■ Provided material ■
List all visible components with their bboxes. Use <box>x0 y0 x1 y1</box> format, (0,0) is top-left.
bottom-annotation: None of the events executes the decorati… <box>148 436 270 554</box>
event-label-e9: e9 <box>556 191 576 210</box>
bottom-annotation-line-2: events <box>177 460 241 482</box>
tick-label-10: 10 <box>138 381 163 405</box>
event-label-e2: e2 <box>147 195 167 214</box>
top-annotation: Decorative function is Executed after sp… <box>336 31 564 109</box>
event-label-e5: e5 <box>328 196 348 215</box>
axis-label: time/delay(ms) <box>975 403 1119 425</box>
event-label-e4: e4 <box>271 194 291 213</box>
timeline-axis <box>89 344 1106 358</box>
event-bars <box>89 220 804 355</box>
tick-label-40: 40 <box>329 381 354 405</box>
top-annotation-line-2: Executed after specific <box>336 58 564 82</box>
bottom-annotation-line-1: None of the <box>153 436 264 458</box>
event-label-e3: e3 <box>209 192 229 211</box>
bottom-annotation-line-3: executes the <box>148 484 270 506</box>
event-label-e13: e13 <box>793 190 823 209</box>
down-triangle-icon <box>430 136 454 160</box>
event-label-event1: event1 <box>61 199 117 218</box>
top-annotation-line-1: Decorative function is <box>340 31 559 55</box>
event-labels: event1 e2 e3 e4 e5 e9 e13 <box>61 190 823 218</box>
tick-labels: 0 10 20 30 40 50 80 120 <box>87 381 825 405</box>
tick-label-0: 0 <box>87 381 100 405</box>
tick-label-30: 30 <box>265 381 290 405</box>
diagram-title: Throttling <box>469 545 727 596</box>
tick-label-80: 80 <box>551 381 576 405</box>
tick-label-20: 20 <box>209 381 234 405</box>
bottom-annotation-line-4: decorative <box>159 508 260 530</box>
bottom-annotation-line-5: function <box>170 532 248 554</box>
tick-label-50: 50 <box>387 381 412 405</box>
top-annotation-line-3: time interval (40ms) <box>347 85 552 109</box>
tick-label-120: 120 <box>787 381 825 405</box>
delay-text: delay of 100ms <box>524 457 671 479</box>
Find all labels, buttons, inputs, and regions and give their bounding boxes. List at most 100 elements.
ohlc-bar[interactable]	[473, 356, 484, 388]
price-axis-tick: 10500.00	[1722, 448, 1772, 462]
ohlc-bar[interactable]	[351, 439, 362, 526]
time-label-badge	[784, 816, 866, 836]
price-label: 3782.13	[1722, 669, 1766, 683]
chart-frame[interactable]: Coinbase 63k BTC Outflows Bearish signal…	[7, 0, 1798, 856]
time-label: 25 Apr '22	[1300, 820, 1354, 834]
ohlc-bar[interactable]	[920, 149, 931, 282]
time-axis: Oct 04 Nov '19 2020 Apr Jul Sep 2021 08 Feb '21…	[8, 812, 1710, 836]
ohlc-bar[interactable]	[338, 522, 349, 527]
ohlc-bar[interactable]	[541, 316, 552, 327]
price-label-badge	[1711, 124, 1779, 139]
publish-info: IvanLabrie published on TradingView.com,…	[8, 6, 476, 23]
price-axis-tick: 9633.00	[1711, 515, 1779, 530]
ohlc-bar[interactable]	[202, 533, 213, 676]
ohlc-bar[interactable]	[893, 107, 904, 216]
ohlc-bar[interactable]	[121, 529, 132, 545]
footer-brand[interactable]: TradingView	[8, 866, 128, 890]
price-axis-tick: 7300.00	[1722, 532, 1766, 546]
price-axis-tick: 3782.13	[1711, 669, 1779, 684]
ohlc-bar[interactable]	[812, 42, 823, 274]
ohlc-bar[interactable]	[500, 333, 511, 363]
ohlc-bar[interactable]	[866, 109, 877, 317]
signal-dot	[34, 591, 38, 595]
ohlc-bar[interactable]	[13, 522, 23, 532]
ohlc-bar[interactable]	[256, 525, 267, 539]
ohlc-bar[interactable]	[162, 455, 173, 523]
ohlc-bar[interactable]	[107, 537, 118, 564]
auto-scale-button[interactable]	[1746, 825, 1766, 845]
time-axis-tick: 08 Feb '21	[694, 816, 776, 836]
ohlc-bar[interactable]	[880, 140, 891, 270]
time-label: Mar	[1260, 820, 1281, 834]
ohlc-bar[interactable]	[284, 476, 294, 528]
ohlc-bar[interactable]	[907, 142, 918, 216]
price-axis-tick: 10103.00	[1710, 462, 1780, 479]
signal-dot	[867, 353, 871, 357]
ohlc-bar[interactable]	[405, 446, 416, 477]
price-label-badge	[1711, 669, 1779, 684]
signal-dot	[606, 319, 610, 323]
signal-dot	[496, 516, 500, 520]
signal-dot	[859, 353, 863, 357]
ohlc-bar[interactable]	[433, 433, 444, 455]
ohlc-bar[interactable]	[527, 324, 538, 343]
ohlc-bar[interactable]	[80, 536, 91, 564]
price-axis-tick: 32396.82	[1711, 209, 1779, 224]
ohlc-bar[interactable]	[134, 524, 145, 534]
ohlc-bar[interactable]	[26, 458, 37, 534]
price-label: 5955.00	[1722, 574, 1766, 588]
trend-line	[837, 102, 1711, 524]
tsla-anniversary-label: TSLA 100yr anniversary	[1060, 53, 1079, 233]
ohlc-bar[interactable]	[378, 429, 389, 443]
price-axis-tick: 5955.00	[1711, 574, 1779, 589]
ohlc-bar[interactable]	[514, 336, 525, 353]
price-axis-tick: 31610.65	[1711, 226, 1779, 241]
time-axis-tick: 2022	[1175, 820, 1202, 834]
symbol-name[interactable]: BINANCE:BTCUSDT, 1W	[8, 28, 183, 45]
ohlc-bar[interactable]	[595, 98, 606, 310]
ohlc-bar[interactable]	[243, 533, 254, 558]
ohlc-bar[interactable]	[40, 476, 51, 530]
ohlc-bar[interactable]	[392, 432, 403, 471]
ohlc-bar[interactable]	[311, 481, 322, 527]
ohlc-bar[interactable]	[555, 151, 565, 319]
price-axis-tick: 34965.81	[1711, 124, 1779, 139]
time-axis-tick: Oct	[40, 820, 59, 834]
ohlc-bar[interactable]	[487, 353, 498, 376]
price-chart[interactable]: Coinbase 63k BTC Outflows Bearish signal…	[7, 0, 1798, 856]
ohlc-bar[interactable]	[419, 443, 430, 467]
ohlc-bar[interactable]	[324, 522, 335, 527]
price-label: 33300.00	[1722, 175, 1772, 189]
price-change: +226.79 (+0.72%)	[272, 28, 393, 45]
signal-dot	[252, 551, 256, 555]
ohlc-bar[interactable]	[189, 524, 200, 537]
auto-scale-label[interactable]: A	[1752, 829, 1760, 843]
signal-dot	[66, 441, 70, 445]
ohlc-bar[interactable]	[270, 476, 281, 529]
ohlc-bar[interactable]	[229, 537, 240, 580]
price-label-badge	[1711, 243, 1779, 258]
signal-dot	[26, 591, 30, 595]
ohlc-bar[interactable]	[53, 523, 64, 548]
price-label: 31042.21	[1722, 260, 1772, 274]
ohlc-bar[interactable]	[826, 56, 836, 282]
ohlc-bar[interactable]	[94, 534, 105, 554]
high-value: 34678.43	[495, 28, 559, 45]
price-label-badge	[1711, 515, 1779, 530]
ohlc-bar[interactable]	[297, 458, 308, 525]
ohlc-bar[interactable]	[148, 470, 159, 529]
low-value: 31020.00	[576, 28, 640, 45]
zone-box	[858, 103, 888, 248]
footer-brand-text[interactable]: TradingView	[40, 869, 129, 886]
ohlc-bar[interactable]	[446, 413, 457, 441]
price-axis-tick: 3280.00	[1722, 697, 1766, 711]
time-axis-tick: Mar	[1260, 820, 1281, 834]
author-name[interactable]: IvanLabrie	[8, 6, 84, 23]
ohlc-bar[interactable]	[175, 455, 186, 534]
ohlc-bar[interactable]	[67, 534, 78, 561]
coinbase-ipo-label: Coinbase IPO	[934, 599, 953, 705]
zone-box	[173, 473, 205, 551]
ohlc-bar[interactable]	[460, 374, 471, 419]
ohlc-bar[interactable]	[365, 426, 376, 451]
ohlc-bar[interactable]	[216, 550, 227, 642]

■ What you are asked to do ■
Pick out each line of the material above that contains the string "Outflows", and copy those lines in full.

■ Finished exercise ■
chart-frame[interactable]: Coinbase 63k BTC Outflows Bearish signal…	[7, 0, 1798, 856]
price-chart[interactable]: Coinbase 63k BTC Outflows Bearish signal…	[7, 0, 1798, 856]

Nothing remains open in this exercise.